====== Entries provided

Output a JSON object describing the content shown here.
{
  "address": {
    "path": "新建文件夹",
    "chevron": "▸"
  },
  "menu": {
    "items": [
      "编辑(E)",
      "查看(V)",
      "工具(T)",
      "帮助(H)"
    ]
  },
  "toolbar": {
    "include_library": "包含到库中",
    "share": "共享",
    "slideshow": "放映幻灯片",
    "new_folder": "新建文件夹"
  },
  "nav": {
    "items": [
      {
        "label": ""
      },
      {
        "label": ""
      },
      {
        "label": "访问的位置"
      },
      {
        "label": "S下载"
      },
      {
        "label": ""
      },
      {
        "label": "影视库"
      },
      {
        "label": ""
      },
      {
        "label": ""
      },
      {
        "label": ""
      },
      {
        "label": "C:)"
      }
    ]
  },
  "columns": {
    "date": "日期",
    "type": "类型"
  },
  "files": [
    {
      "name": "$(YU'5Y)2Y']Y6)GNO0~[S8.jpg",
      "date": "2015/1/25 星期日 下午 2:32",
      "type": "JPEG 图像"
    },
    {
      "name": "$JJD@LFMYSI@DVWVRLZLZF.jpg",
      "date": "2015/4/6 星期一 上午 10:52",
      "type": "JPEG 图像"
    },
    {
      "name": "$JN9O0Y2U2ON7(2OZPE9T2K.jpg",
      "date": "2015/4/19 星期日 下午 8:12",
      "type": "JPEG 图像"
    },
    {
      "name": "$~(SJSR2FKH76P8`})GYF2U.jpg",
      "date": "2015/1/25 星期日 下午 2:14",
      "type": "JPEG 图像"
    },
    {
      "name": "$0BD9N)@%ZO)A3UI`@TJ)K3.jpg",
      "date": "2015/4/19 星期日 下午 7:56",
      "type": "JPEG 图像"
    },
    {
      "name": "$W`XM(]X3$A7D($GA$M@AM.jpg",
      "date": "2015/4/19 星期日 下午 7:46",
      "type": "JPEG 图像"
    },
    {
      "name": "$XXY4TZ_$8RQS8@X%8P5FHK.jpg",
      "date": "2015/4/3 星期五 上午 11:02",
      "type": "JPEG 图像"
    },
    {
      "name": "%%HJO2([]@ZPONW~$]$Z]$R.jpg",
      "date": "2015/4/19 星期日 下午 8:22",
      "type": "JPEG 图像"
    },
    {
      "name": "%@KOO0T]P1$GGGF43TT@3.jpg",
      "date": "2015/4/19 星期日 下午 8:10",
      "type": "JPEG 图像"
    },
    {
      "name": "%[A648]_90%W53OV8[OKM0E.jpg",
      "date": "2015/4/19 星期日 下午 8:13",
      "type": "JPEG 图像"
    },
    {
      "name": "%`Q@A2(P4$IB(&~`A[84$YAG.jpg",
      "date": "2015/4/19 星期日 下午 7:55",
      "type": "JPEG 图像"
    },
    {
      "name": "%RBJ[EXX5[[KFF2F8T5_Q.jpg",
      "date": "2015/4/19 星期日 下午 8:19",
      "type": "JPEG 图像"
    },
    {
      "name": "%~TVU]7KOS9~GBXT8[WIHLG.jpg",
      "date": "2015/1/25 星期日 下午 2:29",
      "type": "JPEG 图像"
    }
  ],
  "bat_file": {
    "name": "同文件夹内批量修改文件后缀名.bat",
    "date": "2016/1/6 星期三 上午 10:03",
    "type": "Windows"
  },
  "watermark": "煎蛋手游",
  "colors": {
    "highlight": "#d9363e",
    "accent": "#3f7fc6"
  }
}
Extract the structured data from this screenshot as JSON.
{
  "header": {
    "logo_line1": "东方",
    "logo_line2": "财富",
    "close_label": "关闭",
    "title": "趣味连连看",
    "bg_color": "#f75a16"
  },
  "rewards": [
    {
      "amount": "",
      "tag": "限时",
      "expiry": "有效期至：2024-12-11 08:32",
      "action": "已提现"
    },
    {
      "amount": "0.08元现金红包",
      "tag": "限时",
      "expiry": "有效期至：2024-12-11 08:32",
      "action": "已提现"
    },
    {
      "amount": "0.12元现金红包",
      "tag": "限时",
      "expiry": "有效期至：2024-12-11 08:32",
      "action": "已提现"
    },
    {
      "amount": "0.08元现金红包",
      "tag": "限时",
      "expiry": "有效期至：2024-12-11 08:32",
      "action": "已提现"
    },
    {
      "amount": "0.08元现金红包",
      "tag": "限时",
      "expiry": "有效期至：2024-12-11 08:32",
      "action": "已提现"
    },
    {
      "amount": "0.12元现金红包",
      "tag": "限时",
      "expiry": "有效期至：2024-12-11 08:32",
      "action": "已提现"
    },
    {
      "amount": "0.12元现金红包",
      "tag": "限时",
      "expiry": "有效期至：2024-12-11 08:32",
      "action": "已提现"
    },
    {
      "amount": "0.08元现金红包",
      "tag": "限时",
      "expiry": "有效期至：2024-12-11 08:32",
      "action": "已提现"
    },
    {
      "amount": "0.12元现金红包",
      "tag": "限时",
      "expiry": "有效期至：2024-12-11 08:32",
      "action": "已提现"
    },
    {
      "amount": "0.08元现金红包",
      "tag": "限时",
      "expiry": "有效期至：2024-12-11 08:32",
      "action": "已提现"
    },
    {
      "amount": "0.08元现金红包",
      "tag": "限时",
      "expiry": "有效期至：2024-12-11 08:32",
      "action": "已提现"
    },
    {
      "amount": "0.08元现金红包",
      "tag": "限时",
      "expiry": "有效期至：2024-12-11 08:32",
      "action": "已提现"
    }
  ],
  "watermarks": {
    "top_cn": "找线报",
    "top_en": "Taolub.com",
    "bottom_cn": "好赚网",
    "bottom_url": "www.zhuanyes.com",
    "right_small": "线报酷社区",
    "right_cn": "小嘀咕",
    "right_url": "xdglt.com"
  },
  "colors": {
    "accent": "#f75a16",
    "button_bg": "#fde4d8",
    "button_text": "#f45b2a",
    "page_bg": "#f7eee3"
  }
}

============

● Given request
Gather each line of the listing that holds the string "JSON".

● Solution for this problem
Output a JSON object describing the content shown here.
Extract the structured data from this screenshot as JSON.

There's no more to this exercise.